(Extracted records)
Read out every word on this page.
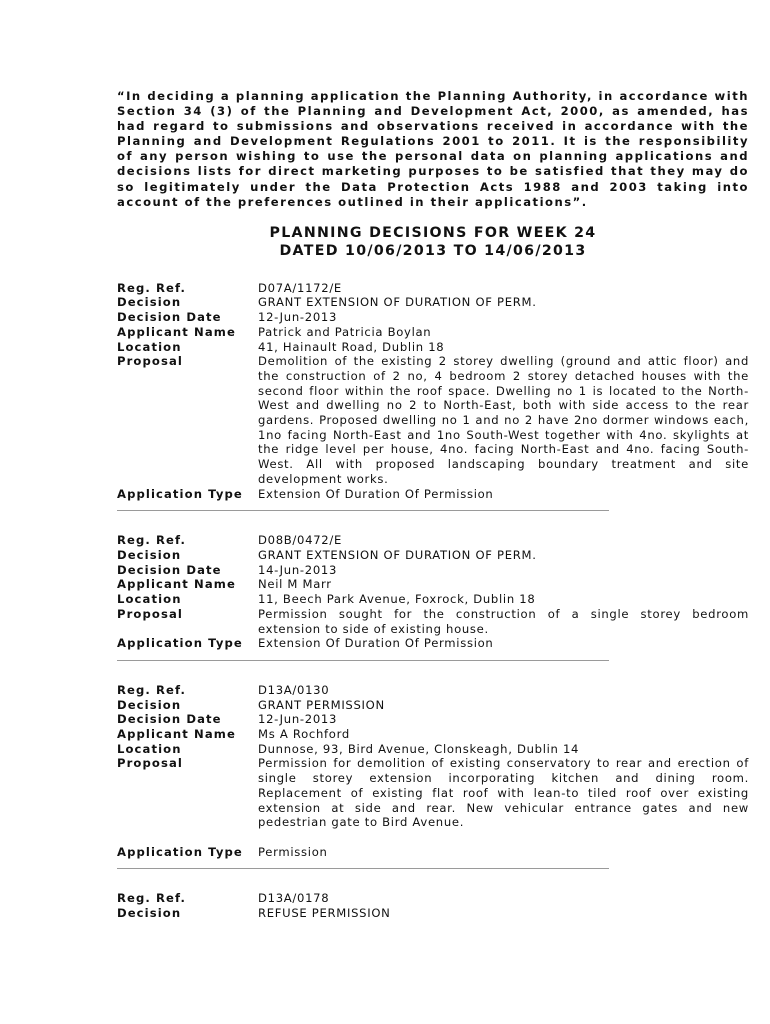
“In deciding a planning application the Planning Authority, in accordance with Section 34 (3) of the Planning and Development Act, 2000, as amended, has had regard to submissions and observations received in accordance with the Planning and Development Regulations 2001 to 2011. It is the responsibility of any person wishing to use the personal data on planning applications and decisions lists for direct marketing purposes to be satisfied that they may do so legitimately under the Data Protection Acts 1988 and 2003 taking into account of the preferences outlined in their applications”.

PLANNING DECISIONS FOR WEEK 24
DATED 10/06/2013 TO 14/06/2013
Reg. Ref.	D07A/1172/E
Decision	GRANT EXTENSION OF DURATION OF PERM.
Decision Date	12-Jun-2013
Applicant Name	Patrick and Patricia Boylan
Location	41, Hainault Road, Dublin 18
Proposal	Demolition of the existing 2 storey dwelling (ground and attic floor) and the construction of 2 no, 4 bedroom 2 storey detached houses with the second floor within the roof space. Dwelling no 1 is located to the North-West and dwelling no 2 to North-East, both with side access to the rear gardens. Proposed dwelling no 1 and no 2 have 2no dormer windows each, 1no facing North-East and 1no South-West together with 4no. skylights at the ridge level per house, 4no. facing North-East and 4no. facing South-West. All with proposed landscaping boundary treatment and site development works.
Application Type	Extension Of Duration Of Permission
Reg. Ref.	D08B/0472/E
Decision	GRANT EXTENSION OF DURATION OF PERM.
Decision Date	14-Jun-2013
Applicant Name	Neil M Marr
Location	11, Beech Park Avenue, Foxrock, Dublin 18
Proposal	Permission sought for the construction of a single storey bedroom extension to side of existing house.
Application Type	Extension Of Duration Of Permission
Reg. Ref.	D13A/0130
Decision	GRANT PERMISSION
Decision Date	12-Jun-2013
Applicant Name	Ms A Rochford
Location	Dunnose, 93, Bird Avenue, Clonskeagh, Dublin 14
Proposal	Permission for demolition of existing conservatory to rear and erection of single storey extension incorporating kitchen and dining room. Replacement of existing flat roof with lean-to tiled roof over existing extension at side and rear. New vehicular entrance gates and new pedestrian gate to Bird Avenue.
Application Type	Permission
Reg. Ref.	D13A/0178
Decision	REFUSE PERMISSION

▶ [AIM OF THE TASK]: Images must not appear in the copy; reproduce everything else in the records verbatim.

▶ [TASK SOLUTION]:
Read out every word on this page.
“In deciding a planning application the Planning Authority, in accordance with Section 34 (3) of the Planning and Development Act, 2000, as amended, has had regard to submissions and observations received in accordance with the Planning and Development Regulations 2001 to 2011. It is the responsibility of any person wishing to use the personal data on planning applications and decisions lists for direct marketing purposes to be satisfied that they may do so legitimately under the Data Protection Acts 1988 and 2003 taking into account of the preferences outlined in their applications”.

PLANNING DECISIONS FOR WEEK 24
DATED 10/06/2013 TO 14/06/2013
Reg. Ref.	D07A/1172/E
Decision	GRANT EXTENSION OF DURATION OF PERM.
Decision Date	12-Jun-2013
Applicant Name	Patrick and Patricia Boylan
Location	41, Hainault Road, Dublin 18
Proposal	Demolition of the existing 2 storey dwelling (ground and attic floor) and the construction of 2 no, 4 bedroom 2 storey detached houses with the second floor within the roof space. Dwelling no 1 is located to the North-West and dwelling no 2 to North-East, both with side access to the rear gardens. Proposed dwelling no 1 and no 2 have 2no dormer windows each, 1no facing North-East and 1no South-West together with 4no. skylights at the ridge level per house, 4no. facing North-East and 4no. facing South-West. All with proposed landscaping boundary treatment and site development works.
Application Type	Extension Of Duration Of Permission
Reg. Ref.	D08B/0472/E
Decision	GRANT EXTENSION OF DURATION OF PERM.
Decision Date	14-Jun-2013
Applicant Name	Neil M Marr
Location	11, Beech Park Avenue, Foxrock, Dublin 18
Proposal	Permission sought for the construction of a single storey bedroom extension to side of existing house.
Application Type	Extension Of Duration Of Permission
Reg. Ref.	D13A/0130
Decision	GRANT PERMISSION
Decision Date	12-Jun-2013
Applicant Name	Ms A Rochford
Location	Dunnose, 93, Bird Avenue, Clonskeagh, Dublin 14
Proposal	Permission for demolition of existing conservatory to rear and erection of single storey extension incorporating kitchen and dining room. Replacement of existing flat roof with lean-to tiled roof over existing extension at side and rear. New vehicular entrance gates and new pedestrian gate to Bird Avenue.
Application Type	Permission
Reg. Ref.	D13A/0178
Decision	REFUSE PERMISSION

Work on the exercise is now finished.